Filter these entries so that only lines with the word "chevron" remain.

======== MATERIAL SHOWN

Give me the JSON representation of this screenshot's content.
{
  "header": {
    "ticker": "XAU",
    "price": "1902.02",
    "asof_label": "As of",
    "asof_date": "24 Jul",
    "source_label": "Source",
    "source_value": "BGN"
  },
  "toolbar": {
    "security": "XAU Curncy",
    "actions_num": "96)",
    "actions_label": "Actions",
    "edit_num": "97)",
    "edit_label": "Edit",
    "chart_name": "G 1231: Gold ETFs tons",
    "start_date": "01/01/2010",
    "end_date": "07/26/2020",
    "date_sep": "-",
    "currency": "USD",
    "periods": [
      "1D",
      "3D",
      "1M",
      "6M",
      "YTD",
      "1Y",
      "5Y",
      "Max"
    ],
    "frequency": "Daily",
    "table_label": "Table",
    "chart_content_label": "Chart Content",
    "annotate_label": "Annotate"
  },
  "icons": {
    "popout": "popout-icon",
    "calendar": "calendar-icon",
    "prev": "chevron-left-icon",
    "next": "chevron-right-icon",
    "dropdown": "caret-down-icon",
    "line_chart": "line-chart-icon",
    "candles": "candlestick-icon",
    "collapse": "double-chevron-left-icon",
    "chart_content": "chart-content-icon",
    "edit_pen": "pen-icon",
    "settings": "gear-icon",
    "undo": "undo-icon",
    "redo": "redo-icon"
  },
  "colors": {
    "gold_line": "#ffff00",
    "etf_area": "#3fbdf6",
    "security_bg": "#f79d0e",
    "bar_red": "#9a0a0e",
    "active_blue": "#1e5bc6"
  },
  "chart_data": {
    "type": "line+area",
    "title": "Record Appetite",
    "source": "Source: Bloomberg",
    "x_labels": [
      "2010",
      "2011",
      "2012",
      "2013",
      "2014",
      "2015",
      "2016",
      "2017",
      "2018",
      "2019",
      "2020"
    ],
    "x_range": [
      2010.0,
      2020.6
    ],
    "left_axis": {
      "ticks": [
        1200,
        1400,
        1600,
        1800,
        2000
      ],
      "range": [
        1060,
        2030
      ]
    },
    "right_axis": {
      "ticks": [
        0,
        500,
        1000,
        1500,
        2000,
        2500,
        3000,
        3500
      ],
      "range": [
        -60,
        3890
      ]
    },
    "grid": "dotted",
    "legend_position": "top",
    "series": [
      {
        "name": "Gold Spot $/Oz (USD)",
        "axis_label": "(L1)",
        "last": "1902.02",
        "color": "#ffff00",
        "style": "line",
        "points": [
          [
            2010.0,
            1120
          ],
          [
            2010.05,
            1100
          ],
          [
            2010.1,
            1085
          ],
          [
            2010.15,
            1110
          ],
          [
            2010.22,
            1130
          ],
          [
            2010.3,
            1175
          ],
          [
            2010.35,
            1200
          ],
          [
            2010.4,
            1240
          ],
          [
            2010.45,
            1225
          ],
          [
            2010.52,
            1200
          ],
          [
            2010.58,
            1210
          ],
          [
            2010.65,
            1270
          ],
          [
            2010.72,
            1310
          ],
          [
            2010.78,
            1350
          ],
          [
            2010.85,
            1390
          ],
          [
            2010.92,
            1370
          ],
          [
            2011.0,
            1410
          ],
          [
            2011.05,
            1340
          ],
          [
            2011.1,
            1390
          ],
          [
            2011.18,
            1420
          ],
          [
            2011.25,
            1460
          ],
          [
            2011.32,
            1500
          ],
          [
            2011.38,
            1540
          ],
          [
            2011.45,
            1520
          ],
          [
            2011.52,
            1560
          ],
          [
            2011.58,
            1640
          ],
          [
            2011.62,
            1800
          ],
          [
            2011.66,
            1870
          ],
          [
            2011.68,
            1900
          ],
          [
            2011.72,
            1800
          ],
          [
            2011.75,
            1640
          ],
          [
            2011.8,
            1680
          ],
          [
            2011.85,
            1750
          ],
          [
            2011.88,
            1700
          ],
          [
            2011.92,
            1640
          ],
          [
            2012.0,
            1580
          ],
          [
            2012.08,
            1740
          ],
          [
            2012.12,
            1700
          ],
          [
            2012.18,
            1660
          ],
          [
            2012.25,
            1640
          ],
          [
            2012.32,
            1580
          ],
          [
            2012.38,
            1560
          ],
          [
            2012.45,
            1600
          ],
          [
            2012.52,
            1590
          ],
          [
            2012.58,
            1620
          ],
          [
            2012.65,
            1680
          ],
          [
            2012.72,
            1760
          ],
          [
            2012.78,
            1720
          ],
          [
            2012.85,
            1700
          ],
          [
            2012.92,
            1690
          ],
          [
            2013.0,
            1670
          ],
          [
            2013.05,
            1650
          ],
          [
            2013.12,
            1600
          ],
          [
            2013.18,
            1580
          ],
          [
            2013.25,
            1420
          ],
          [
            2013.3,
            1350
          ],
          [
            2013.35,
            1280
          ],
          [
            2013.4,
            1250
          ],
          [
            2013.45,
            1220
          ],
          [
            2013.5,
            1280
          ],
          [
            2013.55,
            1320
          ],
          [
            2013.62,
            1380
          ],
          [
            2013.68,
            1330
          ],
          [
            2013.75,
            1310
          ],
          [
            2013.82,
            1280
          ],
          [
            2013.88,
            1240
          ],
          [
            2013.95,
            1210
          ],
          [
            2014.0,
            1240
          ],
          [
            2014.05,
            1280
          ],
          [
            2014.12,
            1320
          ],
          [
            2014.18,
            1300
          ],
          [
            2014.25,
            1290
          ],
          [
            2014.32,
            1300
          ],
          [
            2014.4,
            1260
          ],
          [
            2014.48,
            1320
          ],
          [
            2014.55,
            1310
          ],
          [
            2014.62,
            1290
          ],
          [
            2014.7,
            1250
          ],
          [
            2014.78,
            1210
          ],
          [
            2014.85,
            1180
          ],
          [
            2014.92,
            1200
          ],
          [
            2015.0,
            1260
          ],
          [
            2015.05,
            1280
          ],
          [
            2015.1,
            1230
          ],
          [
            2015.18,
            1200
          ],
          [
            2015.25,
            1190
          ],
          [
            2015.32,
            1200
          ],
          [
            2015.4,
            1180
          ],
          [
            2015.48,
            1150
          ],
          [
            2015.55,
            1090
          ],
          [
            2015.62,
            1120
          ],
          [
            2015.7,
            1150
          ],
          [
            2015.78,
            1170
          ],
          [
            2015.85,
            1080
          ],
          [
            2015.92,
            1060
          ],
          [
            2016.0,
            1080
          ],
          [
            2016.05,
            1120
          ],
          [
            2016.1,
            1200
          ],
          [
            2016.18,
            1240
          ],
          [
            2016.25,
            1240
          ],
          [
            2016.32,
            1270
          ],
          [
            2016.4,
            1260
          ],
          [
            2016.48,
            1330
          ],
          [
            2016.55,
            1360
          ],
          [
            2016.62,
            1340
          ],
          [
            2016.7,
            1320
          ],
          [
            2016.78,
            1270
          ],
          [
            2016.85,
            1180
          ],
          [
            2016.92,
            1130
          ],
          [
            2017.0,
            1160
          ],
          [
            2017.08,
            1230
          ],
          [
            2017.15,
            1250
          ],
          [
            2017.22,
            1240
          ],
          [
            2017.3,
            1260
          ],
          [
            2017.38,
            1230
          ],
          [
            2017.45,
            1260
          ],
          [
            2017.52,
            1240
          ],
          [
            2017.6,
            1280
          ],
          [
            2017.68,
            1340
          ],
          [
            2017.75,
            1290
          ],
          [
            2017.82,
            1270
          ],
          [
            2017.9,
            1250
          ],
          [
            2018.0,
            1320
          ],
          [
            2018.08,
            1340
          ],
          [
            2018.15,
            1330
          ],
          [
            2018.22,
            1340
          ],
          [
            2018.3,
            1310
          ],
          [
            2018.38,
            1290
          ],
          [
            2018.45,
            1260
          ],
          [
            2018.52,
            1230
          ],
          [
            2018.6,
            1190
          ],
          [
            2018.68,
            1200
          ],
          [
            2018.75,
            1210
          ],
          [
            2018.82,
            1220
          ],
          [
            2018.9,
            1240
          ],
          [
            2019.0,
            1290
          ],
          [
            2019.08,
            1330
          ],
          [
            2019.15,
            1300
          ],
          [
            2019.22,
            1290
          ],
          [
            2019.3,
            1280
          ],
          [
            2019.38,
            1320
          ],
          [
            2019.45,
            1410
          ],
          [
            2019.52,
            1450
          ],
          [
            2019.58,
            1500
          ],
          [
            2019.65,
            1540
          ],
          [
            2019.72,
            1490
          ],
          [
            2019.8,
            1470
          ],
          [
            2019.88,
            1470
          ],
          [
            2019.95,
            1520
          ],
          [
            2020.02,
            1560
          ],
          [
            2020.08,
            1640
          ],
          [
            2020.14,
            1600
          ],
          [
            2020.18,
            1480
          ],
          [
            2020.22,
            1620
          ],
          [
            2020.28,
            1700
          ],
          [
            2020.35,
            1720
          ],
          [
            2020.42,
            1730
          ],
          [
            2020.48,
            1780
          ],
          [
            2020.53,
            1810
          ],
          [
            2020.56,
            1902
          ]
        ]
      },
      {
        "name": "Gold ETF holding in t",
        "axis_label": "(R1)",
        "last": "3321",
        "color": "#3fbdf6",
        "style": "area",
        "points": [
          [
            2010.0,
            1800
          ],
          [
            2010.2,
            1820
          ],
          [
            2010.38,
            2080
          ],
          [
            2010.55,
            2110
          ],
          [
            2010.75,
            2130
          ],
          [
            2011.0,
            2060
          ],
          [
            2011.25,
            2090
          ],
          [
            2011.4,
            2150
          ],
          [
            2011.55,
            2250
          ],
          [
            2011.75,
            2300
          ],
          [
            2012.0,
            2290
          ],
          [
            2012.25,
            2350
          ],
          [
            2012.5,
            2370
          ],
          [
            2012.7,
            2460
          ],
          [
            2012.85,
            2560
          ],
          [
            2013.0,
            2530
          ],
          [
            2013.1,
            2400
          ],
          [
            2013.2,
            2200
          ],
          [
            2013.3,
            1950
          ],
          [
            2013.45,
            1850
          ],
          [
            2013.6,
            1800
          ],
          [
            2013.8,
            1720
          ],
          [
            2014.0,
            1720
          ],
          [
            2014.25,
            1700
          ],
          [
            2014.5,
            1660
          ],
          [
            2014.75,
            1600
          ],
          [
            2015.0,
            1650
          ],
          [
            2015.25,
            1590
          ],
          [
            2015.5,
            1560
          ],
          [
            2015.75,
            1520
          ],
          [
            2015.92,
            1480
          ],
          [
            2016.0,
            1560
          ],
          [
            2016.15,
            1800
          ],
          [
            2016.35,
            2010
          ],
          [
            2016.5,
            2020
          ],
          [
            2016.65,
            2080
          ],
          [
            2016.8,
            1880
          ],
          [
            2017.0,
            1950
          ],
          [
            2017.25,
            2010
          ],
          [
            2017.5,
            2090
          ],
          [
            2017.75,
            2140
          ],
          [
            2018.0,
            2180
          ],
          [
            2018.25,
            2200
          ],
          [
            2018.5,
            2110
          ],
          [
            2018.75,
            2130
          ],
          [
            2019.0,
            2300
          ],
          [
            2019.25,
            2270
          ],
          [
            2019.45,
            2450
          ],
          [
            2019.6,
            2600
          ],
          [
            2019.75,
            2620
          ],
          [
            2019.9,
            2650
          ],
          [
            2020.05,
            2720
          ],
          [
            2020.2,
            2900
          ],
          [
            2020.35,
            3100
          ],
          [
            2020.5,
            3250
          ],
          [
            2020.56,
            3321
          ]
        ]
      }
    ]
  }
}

================

ANSWER IN FULL.
    "prev": "chevron-left-icon",
    "next": "chevron-right-icon",
    "collapse": "double-chevron-left-icon",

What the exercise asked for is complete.